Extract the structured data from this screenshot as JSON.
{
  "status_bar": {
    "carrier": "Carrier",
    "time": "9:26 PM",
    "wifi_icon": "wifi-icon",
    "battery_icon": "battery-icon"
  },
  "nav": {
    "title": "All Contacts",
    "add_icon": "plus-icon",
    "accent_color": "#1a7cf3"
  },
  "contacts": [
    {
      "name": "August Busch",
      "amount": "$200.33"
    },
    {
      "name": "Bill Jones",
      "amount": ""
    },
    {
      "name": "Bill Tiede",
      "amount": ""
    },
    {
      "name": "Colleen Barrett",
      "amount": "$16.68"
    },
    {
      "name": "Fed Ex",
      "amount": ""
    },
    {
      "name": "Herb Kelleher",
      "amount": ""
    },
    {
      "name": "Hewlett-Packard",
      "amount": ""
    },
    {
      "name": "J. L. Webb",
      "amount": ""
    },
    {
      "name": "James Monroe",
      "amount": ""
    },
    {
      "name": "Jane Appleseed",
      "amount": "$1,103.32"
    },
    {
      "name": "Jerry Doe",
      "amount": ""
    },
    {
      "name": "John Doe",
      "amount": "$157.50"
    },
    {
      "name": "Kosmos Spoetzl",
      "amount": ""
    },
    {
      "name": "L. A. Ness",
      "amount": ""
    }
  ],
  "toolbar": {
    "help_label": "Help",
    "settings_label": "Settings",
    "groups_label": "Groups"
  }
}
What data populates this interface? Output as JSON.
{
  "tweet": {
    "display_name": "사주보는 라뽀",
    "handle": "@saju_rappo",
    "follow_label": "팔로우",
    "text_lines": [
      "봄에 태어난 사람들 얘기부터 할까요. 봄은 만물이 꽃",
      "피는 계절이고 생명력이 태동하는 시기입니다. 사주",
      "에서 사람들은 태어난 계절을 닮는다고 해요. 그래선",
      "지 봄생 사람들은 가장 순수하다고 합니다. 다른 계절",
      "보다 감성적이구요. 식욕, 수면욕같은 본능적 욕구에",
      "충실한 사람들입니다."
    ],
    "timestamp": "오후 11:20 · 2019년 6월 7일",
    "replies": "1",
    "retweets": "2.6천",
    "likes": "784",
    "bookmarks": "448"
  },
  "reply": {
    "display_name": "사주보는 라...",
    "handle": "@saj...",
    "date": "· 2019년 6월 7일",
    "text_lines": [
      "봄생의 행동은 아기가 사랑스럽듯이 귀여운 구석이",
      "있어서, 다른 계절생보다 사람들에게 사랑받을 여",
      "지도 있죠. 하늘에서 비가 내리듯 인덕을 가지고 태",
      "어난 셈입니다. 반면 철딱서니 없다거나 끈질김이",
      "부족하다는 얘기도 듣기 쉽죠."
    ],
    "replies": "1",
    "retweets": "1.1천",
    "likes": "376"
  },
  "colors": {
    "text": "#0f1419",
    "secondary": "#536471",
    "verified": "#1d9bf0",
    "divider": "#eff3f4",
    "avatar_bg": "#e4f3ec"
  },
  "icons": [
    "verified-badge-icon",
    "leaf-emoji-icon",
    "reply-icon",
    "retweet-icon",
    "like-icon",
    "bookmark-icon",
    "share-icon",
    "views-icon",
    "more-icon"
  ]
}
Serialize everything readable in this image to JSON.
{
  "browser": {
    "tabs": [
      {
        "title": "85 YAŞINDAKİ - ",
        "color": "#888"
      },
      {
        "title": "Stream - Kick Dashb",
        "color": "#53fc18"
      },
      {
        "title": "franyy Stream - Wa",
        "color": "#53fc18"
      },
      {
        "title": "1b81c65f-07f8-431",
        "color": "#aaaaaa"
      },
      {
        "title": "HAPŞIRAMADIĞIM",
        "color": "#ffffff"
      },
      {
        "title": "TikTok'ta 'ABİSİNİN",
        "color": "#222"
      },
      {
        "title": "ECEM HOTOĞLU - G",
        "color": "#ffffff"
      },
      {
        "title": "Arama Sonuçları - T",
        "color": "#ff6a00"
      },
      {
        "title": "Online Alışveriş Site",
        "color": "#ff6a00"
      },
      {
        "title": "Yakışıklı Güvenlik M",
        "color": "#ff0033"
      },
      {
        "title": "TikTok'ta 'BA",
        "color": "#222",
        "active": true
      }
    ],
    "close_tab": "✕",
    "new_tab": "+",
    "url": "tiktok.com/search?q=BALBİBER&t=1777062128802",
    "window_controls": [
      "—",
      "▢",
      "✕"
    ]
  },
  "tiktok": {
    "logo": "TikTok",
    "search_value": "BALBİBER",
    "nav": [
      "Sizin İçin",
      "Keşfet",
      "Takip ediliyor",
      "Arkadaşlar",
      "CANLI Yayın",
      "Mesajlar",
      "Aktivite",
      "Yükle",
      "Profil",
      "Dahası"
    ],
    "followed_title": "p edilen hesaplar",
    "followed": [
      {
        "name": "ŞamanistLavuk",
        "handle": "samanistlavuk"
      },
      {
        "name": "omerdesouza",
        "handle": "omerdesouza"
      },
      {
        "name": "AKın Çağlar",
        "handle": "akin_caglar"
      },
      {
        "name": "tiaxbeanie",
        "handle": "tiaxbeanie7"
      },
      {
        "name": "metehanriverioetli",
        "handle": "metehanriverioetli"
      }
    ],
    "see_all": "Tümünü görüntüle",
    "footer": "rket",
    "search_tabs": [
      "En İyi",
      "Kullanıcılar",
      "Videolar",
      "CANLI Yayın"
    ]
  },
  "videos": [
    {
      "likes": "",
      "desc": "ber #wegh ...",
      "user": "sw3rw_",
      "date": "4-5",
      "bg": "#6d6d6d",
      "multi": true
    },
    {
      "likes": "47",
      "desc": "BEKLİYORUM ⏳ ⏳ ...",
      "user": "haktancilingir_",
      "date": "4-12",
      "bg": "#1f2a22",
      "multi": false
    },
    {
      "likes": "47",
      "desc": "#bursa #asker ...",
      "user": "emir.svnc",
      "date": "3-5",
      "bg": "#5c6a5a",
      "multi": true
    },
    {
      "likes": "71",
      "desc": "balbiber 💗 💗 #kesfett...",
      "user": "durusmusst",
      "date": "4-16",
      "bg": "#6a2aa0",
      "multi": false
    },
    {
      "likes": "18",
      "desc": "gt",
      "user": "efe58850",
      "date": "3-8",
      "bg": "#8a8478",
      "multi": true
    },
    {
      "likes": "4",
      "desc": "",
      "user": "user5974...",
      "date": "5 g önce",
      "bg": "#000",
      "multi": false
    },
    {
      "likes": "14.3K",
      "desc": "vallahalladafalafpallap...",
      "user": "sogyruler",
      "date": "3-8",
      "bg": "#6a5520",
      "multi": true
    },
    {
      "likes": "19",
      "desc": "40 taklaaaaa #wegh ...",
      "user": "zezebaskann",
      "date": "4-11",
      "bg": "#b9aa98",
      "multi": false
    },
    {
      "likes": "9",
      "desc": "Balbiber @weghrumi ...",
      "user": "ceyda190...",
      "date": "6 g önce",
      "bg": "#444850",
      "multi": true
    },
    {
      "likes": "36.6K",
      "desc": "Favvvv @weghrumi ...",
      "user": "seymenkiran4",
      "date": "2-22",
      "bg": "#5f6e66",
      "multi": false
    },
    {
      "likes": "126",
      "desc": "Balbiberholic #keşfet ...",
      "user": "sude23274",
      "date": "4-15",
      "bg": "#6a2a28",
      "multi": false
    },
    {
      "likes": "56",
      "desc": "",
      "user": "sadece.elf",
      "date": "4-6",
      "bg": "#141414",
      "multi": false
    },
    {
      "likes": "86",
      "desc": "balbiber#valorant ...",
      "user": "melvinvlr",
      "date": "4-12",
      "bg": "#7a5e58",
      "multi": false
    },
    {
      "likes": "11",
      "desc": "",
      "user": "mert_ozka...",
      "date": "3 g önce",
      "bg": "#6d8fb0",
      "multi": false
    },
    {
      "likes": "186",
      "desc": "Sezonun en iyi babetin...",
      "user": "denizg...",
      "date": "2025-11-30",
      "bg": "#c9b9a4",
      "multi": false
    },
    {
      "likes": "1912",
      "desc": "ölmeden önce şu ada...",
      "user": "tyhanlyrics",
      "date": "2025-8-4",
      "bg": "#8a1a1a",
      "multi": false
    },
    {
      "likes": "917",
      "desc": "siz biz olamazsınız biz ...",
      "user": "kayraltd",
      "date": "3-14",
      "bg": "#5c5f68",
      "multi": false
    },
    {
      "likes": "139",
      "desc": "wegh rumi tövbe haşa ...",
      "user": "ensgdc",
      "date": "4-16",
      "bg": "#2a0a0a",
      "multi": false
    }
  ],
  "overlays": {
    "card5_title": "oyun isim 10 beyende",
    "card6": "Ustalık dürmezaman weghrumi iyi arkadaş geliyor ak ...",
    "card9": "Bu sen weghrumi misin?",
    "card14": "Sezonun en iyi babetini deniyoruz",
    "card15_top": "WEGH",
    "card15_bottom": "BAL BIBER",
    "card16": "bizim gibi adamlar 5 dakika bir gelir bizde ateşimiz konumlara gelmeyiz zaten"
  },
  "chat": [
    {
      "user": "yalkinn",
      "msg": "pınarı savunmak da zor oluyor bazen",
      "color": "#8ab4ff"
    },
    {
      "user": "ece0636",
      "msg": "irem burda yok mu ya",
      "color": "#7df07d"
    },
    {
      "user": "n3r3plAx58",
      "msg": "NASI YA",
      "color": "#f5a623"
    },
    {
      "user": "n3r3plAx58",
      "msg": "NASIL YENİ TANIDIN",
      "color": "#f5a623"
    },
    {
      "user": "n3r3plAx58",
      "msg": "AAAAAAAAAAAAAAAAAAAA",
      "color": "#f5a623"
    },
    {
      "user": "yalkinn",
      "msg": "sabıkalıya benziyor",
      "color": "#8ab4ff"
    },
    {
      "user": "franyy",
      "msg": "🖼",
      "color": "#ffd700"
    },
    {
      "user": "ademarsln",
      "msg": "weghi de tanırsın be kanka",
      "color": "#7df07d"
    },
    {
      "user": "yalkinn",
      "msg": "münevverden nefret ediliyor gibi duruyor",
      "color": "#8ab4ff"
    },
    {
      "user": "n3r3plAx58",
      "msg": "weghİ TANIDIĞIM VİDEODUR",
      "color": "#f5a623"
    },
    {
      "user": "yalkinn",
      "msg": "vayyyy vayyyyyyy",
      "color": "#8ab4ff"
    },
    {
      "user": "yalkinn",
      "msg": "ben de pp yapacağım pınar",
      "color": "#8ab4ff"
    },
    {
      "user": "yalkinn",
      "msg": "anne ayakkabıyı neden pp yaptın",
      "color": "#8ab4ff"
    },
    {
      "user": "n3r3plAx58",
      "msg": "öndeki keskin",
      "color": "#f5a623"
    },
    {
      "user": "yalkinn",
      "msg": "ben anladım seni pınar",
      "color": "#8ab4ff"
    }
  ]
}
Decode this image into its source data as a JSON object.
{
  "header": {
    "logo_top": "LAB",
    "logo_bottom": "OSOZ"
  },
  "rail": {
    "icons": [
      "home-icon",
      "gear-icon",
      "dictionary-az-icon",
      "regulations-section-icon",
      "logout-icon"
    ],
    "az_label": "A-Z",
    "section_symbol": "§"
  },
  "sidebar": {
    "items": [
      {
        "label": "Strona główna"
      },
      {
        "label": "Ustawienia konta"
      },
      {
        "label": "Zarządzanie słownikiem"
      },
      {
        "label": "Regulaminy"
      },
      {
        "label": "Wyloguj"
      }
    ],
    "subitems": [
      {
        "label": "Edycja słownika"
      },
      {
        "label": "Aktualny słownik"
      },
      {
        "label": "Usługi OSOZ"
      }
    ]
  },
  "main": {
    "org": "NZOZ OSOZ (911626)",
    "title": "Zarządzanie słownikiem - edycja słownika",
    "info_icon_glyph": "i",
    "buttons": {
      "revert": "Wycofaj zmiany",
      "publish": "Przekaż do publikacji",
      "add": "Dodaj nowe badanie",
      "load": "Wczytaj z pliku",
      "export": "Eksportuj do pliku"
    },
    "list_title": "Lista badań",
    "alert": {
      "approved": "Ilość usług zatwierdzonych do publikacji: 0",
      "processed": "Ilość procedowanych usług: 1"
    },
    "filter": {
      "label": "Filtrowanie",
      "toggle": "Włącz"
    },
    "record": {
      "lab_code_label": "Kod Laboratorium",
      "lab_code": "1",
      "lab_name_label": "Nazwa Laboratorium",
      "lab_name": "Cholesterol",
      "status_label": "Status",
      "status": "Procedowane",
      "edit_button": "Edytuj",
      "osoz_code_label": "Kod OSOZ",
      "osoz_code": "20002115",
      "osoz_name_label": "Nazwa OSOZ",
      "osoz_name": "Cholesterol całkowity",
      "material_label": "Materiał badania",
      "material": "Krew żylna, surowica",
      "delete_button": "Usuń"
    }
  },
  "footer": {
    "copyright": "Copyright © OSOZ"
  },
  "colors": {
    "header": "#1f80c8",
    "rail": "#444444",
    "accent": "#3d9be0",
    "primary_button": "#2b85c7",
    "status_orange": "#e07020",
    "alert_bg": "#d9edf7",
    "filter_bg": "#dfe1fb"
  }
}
-------------------------
= Aim of the exercise =
Keep only the lines that hold the string "사주보는", and copy them out.

= Result of the task =
    "display_name": "사주보는 라뽀",
    "display_name": "사주보는 라...",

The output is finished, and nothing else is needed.